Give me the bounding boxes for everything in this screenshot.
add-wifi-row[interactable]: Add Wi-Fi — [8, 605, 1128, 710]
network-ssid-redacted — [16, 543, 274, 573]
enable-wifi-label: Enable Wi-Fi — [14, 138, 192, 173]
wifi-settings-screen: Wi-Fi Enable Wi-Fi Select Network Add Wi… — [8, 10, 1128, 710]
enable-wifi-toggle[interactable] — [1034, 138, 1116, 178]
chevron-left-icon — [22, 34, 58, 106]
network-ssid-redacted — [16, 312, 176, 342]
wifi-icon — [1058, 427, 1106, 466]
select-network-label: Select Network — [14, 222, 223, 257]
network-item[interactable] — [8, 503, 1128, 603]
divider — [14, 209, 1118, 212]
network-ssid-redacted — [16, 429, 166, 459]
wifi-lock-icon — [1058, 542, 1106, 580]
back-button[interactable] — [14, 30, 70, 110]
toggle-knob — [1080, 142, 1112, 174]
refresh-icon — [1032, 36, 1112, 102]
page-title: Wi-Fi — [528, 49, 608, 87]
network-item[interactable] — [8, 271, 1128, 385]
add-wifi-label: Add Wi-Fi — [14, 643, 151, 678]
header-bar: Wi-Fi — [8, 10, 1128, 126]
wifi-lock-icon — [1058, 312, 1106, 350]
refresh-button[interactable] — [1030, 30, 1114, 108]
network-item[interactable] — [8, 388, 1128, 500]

━━━━

> Given task:
Echo the entries above without any change, starting at the first line and stopping after the line that contains "refresh-icon — [1032, 36, 1112, 102]".

> The solution:
Give me the bounding boxes for everything in this screenshot.
add-wifi-row[interactable]: Add Wi-Fi — [8, 605, 1128, 710]
network-ssid-redacted — [16, 543, 274, 573]
enable-wifi-label: Enable Wi-Fi — [14, 138, 192, 173]
wifi-settings-screen: Wi-Fi Enable Wi-Fi Select Network Add Wi… — [8, 10, 1128, 710]
enable-wifi-toggle[interactable] — [1034, 138, 1116, 178]
chevron-left-icon — [22, 34, 58, 106]
network-ssid-redacted — [16, 312, 176, 342]
wifi-icon — [1058, 427, 1106, 466]
select-network-label: Select Network — [14, 222, 223, 257]
network-item[interactable] — [8, 503, 1128, 603]
divider — [14, 209, 1118, 212]
network-ssid-redacted — [16, 429, 166, 459]
wifi-lock-icon — [1058, 542, 1106, 580]
back-button[interactable] — [14, 30, 70, 110]
toggle-knob — [1080, 142, 1112, 174]
refresh-icon — [1032, 36, 1112, 102]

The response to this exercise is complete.